• **Instructions to follow**
Pull every "רימר" line out of the data below.

• **Collected data**
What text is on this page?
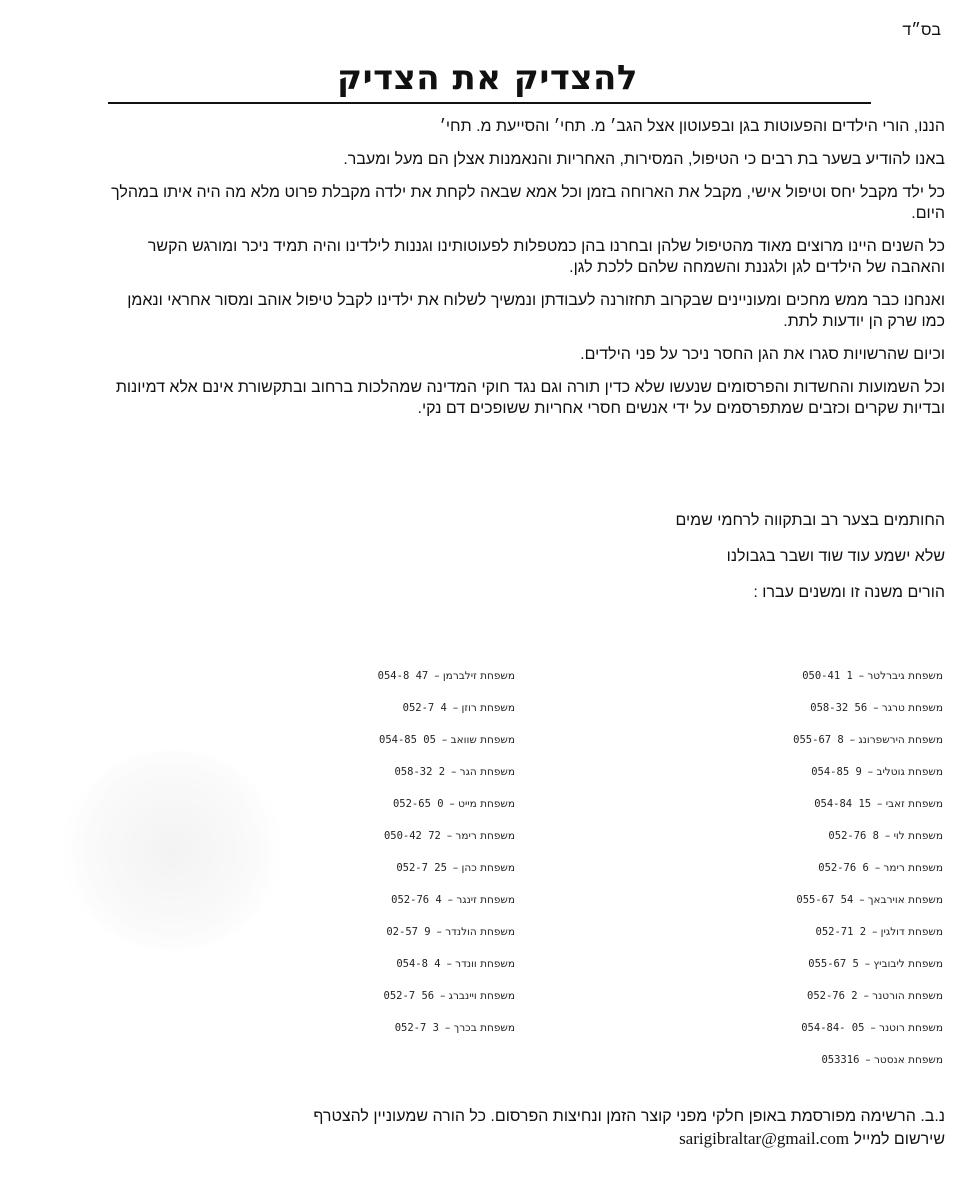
בס״ד
להצדיק את הצדיק

הננו, הורי הילדים והפעוטות בגן ובפעוטון אצל הגב׳ מ. תחי׳ והסייעת מ. תחי׳

באנו להודיע בשער בת רבים כי הטיפול, המסירות, האחריות והנאמנות אצלן הם מעל ומעבר.

כל ילד מקבל יחס וטיפול אישי, מקבל את הארוחה בזמן וכל אמא שבאה לקחת את ילדה מקבלת פרוט מלא מה היה איתו במהלך היום.

כל השנים היינו מרוצים מאוד מהטיפול שלהן ובחרנו בהן כמטפלות לפעוטותינו וגננות לילדינו והיה תמיד ניכר ומורגש הקשר והאהבה של הילדים לגן ולגננת והשמחה שלהם ללכת לגן.

ואנחנו כבר ממש מחכים ומעוניינים שבקרוב תחזורנה לעבודתן ונמשיך לשלוח את ילדינו לקבל טיפול אוהב ומסור אחראי ונאמן כמו שרק הן יודעות לתת.

וכיום שהרשויות סגרו את הגן החסר ניכר על פני הילדים.

וכל השמועות והחשדות והפרסומים שנעשו שלא כדין תורה וגם נגד חוקי המדינה שמהלכות ברחוב ובתקשורת אינם אלא דמיונות ובדיות שקרים וכזבים שמתפרסמים על ידי אנשים חסרי אחריות ששופכים דם נקי.

החותמים בצער רב ובתקווה לרחמי שמים
שלא ישמע עוד שוד ושבר בגבולנו
הורים משנה זו ומשנים עברו :
משפחת גיברלטר –050-41 1
משפחת טרגר –058-32 56
משפחת הירשפרונג –055-67 8
משפחת גוטליב –054-85 9
משפחת זאבי –054-84 15
משפחת לוי –052-76 8
משפחת רימר –052-76 6
משפחת אוירבאך –055-67 54
משפחת דולגין –052-71 2
משפחת ליבוביץ –055-67 5
משפחת הורטנר –052-76 2
משפחת רוטנר –054-84- 05
משפחת אנסטר –053316
משפחת זילברמן –054-8 47
משפחת רוזן –052-7 4
משפחת שוואב –054-85 05
משפחת הגר –058-32 2
משפחת מייט –052-65 0
משפחת רימר –050-42 72
משפחת כהן –052-7 25
משפחת זינגר –052-76 4
משפחת הולנדר –02-57 9
משפחת וונדר –054-8 4
משפחת ויינברג –052-7 56
משפחת בכרך –052-7 3
נ.ב. הרשימה מפורסמת באופן חלקי מפני קוצר הזמן ונחיצות הפרסום. כל הורה שמעוניין להצטרף
שירשום למייל sarigibraltar@gmail.com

• **Response**
משפחת רימר –052-76 6
משפחת רימר –050-42 72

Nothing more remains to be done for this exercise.